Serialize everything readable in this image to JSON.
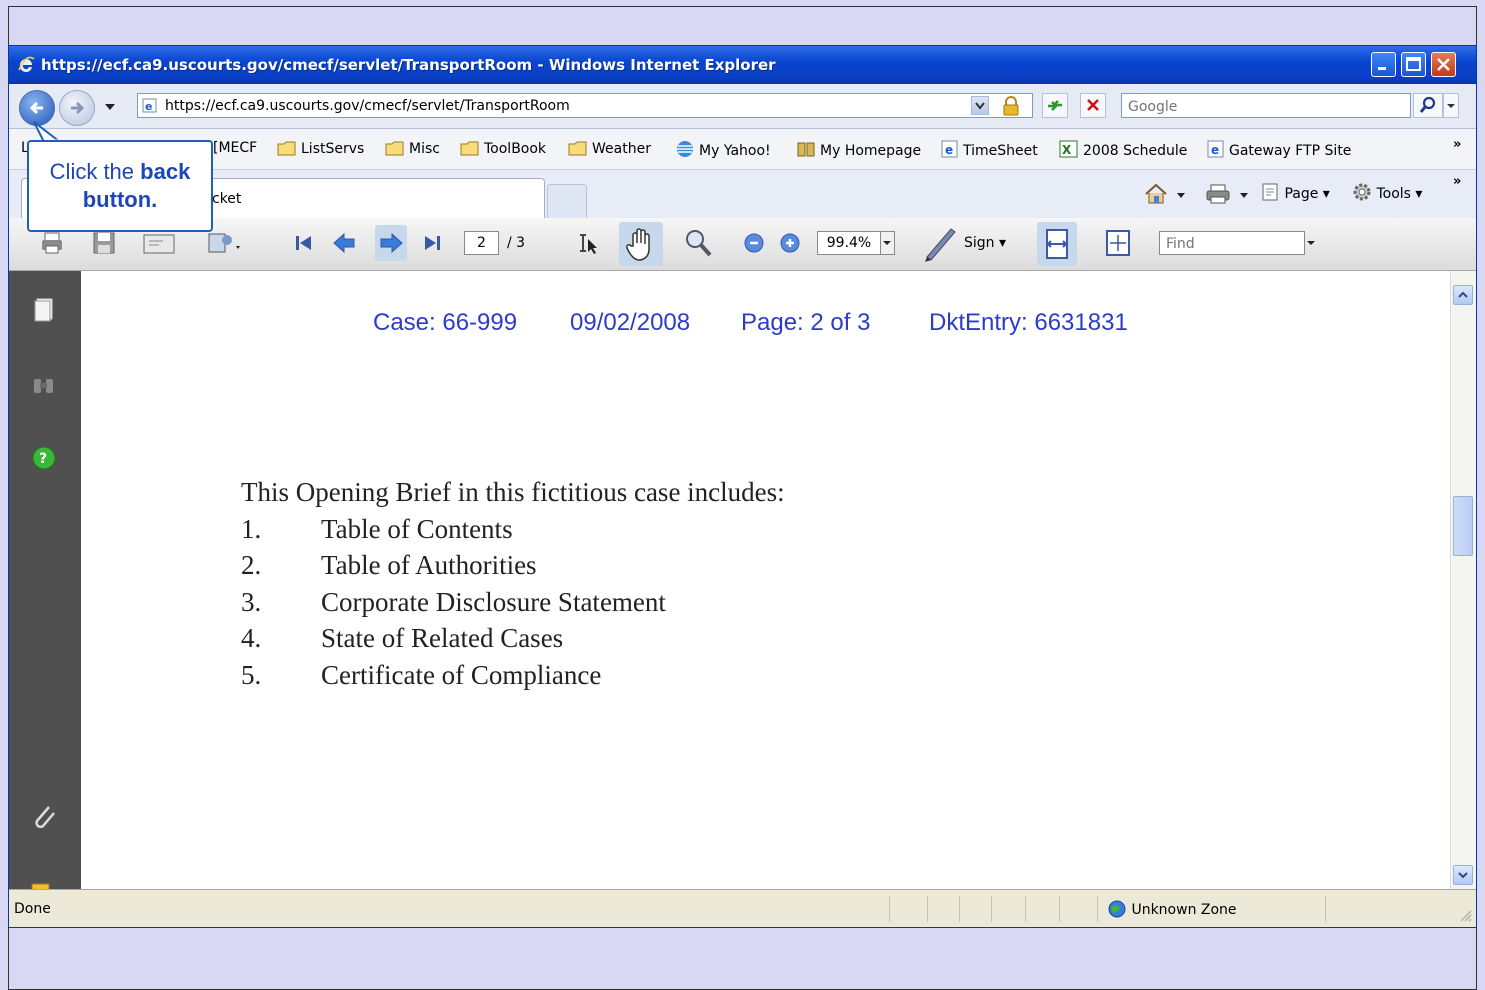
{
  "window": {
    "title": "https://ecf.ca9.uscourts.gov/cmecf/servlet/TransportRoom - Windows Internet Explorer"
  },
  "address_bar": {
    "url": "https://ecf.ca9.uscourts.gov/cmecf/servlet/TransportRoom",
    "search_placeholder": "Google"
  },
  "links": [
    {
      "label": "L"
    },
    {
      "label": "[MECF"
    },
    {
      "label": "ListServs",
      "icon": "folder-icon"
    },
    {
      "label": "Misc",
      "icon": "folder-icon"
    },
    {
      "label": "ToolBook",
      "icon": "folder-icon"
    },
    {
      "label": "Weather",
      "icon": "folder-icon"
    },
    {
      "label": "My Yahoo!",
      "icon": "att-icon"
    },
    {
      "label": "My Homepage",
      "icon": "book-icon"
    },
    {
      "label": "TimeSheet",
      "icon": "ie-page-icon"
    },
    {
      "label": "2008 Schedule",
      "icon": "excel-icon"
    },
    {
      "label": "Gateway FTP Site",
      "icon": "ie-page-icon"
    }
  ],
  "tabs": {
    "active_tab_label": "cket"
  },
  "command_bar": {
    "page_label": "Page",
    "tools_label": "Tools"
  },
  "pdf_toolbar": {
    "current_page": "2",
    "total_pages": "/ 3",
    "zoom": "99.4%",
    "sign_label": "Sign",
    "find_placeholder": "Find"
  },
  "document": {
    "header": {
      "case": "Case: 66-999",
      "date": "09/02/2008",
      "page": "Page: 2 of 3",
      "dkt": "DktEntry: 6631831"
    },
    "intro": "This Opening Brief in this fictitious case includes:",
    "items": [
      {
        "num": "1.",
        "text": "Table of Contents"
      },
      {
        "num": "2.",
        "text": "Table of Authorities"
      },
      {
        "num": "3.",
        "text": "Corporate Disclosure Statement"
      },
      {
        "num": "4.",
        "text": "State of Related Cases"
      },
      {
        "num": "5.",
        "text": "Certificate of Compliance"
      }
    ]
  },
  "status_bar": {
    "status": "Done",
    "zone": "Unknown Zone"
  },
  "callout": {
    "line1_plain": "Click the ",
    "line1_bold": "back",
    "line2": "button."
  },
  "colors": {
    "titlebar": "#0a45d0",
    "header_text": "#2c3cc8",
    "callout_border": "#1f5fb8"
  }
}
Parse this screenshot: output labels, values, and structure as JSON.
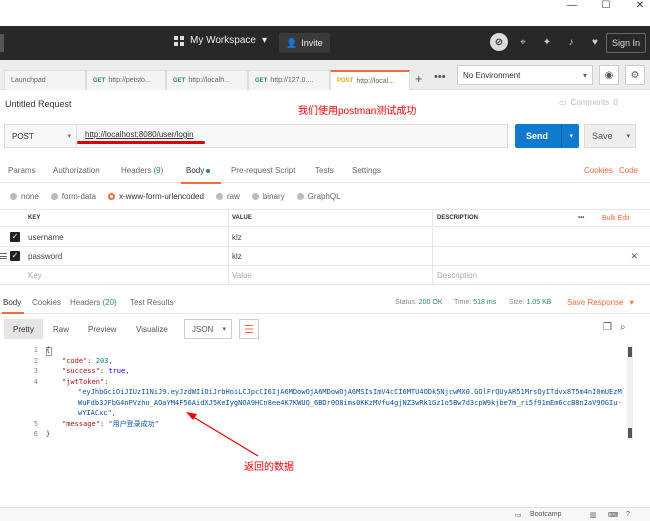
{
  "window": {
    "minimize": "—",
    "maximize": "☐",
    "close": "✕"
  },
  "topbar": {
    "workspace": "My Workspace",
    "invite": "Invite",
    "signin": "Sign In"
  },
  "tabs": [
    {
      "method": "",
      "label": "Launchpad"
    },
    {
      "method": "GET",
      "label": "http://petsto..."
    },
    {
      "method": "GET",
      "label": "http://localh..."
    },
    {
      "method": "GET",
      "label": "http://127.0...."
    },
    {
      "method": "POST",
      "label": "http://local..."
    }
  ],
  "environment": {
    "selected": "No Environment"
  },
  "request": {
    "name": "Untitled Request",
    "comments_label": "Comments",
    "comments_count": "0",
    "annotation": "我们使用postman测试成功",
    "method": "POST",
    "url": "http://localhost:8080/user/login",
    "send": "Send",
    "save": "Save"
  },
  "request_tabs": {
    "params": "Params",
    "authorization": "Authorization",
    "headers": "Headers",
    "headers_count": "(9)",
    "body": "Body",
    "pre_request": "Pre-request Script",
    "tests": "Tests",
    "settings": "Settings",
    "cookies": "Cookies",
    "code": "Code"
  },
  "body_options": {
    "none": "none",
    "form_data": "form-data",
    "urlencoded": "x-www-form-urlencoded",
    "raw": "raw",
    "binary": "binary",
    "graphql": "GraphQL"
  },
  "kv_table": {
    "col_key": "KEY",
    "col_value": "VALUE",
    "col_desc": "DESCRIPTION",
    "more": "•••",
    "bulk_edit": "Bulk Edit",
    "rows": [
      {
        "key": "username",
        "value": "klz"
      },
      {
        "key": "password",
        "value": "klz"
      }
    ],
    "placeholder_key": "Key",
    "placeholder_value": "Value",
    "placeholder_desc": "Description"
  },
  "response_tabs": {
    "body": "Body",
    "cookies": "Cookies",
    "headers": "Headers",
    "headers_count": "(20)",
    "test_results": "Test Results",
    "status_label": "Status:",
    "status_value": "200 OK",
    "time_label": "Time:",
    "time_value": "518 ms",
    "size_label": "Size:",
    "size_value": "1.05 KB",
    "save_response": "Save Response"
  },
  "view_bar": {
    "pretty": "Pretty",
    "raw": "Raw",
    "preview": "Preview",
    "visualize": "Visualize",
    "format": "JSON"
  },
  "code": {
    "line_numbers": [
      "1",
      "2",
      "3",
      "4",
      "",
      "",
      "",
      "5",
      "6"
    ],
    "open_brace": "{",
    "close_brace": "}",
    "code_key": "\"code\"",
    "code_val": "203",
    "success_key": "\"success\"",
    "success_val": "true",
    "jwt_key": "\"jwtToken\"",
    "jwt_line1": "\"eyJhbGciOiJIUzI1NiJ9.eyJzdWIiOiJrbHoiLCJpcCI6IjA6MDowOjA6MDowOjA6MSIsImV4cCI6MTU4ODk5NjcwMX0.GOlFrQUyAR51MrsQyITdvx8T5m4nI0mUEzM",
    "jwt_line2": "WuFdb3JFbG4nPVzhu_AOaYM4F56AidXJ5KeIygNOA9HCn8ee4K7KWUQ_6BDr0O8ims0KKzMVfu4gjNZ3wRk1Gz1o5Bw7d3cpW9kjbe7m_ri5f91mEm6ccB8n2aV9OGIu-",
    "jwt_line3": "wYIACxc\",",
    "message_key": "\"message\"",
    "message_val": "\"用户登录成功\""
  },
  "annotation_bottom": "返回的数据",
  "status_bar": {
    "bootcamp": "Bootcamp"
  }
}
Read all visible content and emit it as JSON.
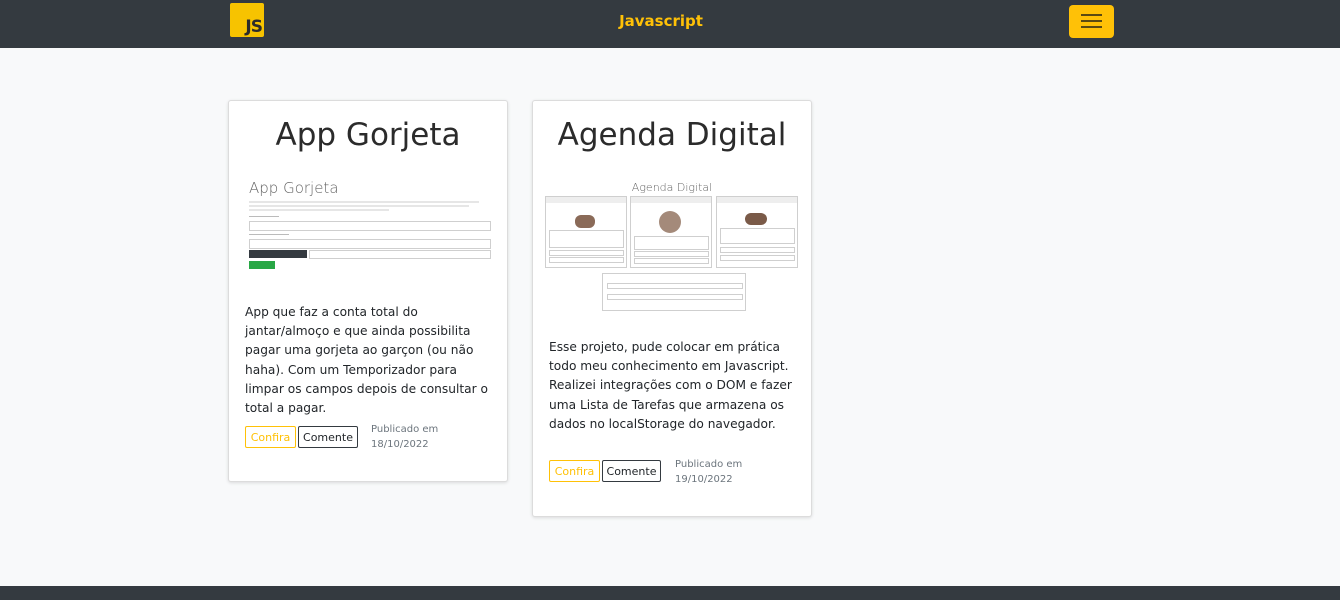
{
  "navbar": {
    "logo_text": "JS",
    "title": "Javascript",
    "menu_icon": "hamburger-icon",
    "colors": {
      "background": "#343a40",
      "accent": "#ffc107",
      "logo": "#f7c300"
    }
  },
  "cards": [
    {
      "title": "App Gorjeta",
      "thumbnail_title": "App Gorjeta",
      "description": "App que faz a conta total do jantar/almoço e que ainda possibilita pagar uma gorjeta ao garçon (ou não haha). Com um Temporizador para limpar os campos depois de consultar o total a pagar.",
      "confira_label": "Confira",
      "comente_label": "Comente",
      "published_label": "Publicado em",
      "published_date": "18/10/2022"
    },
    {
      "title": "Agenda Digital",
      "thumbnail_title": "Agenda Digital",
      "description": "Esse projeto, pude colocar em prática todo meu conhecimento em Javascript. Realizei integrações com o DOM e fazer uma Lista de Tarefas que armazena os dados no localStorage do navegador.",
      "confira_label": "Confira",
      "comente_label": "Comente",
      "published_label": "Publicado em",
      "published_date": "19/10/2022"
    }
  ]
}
· · · · · · ·
EXERCISE GOAL:
The data should be printed again unchanged; leave its pictures out.

TASK RESPONSE:
Serialize everything readable in this image to JSON.
{
  "window": {
    "title": "https://ecf.ca9.uscourts.gov/cmecf/servlet/TransportRoom - Windows Internet Explorer"
  },
  "address_bar": {
    "url": "https://ecf.ca9.uscourts.gov/cmecf/servlet/TransportRoom",
    "search_placeholder": "Google"
  },
  "links": [
    {
      "label": "L"
    },
    {
      "label": "[MECF"
    },
    {
      "label": "ListServs",
      "icon": "folder-icon"
    },
    {
      "label": "Misc",
      "icon": "folder-icon"
    },
    {
      "label": "ToolBook",
      "icon": "folder-icon"
    },
    {
      "label": "Weather",
      "icon": "folder-icon"
    },
    {
      "label": "My Yahoo!",
      "icon": "att-icon"
    },
    {
      "label": "My Homepage",
      "icon": "book-icon"
    },
    {
      "label": "TimeSheet",
      "icon": "ie-page-icon"
    },
    {
      "label": "2008 Schedule",
      "icon": "excel-icon"
    },
    {
      "label": "Gateway FTP Site",
      "icon": "ie-page-icon"
    }
  ],
  "tabs": {
    "active_tab_label": "cket"
  },
  "command_bar": {
    "page_label": "Page",
    "tools_label": "Tools"
  },
  "pdf_toolbar": {
    "current_page": "2",
    "total_pages": "/ 3",
    "zoom": "99.4%",
    "sign_label": "Sign",
    "find_placeholder": "Find"
  },
  "document": {
    "header": {
      "case": "Case: 66-999",
      "date": "09/02/2008",
      "page": "Page: 2 of 3",
      "dkt": "DktEntry: 6631831"
    },
    "intro": "This Opening Brief in this fictitious case includes:",
    "items": [
      {
        "num": "1.",
        "text": "Table of Contents"
      },
      {
        "num": "2.",
        "text": "Table of Authorities"
      },
      {
        "num": "3.",
        "text": "Corporate Disclosure Statement"
      },
      {
        "num": "4.",
        "text": "State of Related Cases"
      },
      {
        "num": "5.",
        "text": "Certificate of Compliance"
      }
    ]
  },
  "status_bar": {
    "status": "Done",
    "zone": "Unknown Zone"
  },
  "callout": {
    "line1_plain": "Click the ",
    "line1_bold": "back",
    "line2": "button."
  },
  "colors": {
    "titlebar": "#0a45d0",
    "header_text": "#2c3cc8",
    "callout_border": "#1f5fb8"
  }
}
Parse this screenshot: output labels, values, and structure as JSON.
{
  "window": {
    "minimize": "—",
    "maximize": "☐",
    "close": "✕"
  },
  "topbar": {
    "workspace": "My Workspace",
    "invite": "Invite",
    "signin": "Sign In"
  },
  "tabs": [
    {
      "method": "",
      "label": "Launchpad"
    },
    {
      "method": "GET",
      "label": "http://petsto..."
    },
    {
      "method": "GET",
      "label": "http://localh..."
    },
    {
      "method": "GET",
      "label": "http://127.0...."
    },
    {
      "method": "POST",
      "label": "http://local..."
    }
  ],
  "environment": {
    "selected": "No Environment"
  },
  "request": {
    "name": "Untitled Request",
    "comments_label": "Comments",
    "comments_count": "0",
    "annotation": "我们使用postman测试成功",
    "method": "POST",
    "url": "http://localhost:8080/user/login",
    "send": "Send",
    "save": "Save"
  },
  "request_tabs": {
    "params": "Params",
    "authorization": "Authorization",
    "headers": "Headers",
    "headers_count": "(9)",
    "body": "Body",
    "pre_request": "Pre-request Script",
    "tests": "Tests",
    "settings": "Settings",
    "cookies": "Cookies",
    "code": "Code"
  },
  "body_options": {
    "none": "none",
    "form_data": "form-data",
    "urlencoded": "x-www-form-urlencoded",
    "raw": "raw",
    "binary": "binary",
    "graphql": "GraphQL"
  },
  "kv_table": {
    "col_key": "KEY",
    "col_value": "VALUE",
    "col_desc": "DESCRIPTION",
    "more": "•••",
    "bulk_edit": "Bulk Edit",
    "rows": [
      {
        "key": "username",
        "value": "klz"
      },
      {
        "key": "password",
        "value": "klz"
      }
    ],
    "placeholder_key": "Key",
    "placeholder_value": "Value",
    "placeholder_desc": "Description"
  },
  "response_tabs": {
    "body": "Body",
    "cookies": "Cookies",
    "headers": "Headers",
    "headers_count": "(20)",
    "test_results": "Test Results",
    "status_label": "Status:",
    "status_value": "200 OK",
    "time_label": "Time:",
    "time_value": "518 ms",
    "size_label": "Size:",
    "size_value": "1.05 KB",
    "save_response": "Save Response"
  },
  "view_bar": {
    "pretty": "Pretty",
    "raw": "Raw",
    "preview": "Preview",
    "visualize": "Visualize",
    "format": "JSON"
  },
  "code": {
    "line_numbers": [
      "1",
      "2",
      "3",
      "4",
      "",
      "",
      "",
      "5",
      "6"
    ],
    "open_brace": "{",
    "close_brace": "}",
    "code_key": "\"code\"",
    "code_val": "203",
    "success_key": "\"success\"",
    "success_val": "true",
    "jwt_key": "\"jwtToken\"",
    "jwt_line1": "\"eyJhbGciOiJIUzI1NiJ9.eyJzdWIiOiJrbHoiLCJpcCI6IjA6MDowOjA6MDowOjA6MSIsImV4cCI6MTU4ODk5NjcwMX0.GOlFrQUyAR51MrsQyITdvx8T5m4nI0mUEzM",
    "jwt_line2": "WuFdb3JFbG4nPVzhu_AOaYM4F56AidXJ5KeIygNOA9HCn8ee4K7KWUQ_6BDr0O8ims0KKzMVfu4gjNZ3wRk1Gz1o5Bw7d3cpW9kjbe7m_ri5f91mEm6ccB8n2aV9OGIu-",
    "jwt_line3": "wYIACxc\",",
    "message_key": "\"message\"",
    "message_val": "\"用户登录成功\""
  },
  "annotation_bottom": "返回的数据",
  "status_bar": {
    "bootcamp": "Bootcamp"
  }
}
Read all visible content and emit it as JSON.
{
  "navbar": {
    "logo_text": "JS",
    "title": "Javascript",
    "menu_icon": "hamburger-icon",
    "colors": {
      "background": "#343a40",
      "accent": "#ffc107",
      "logo": "#f7c300"
    }
  },
  "cards": [
    {
      "title": "App Gorjeta",
      "thumbnail_title": "App Gorjeta",
      "description": "App que faz a conta total do jantar/almoço e que ainda possibilita pagar uma gorjeta ao garçon (ou não haha). Com um Temporizador para limpar os campos depois de consultar o total a pagar.",
      "confira_label": "Confira",
      "comente_label": "Comente",
      "published_label": "Publicado em",
      "published_date": "18/10/2022"
    },
    {
      "title": "Agenda Digital",
      "thumbnail_title": "Agenda Digital",
      "description": "Esse projeto, pude colocar em prática todo meu conhecimento em Javascript. Realizei integrações com o DOM e fazer uma Lista de Tarefas que armazena os dados no localStorage do navegador.",
      "confira_label": "Confira",
      "comente_label": "Comente",
      "published_label": "Publicado em",
      "published_date": "19/10/2022"
    }
  ]
}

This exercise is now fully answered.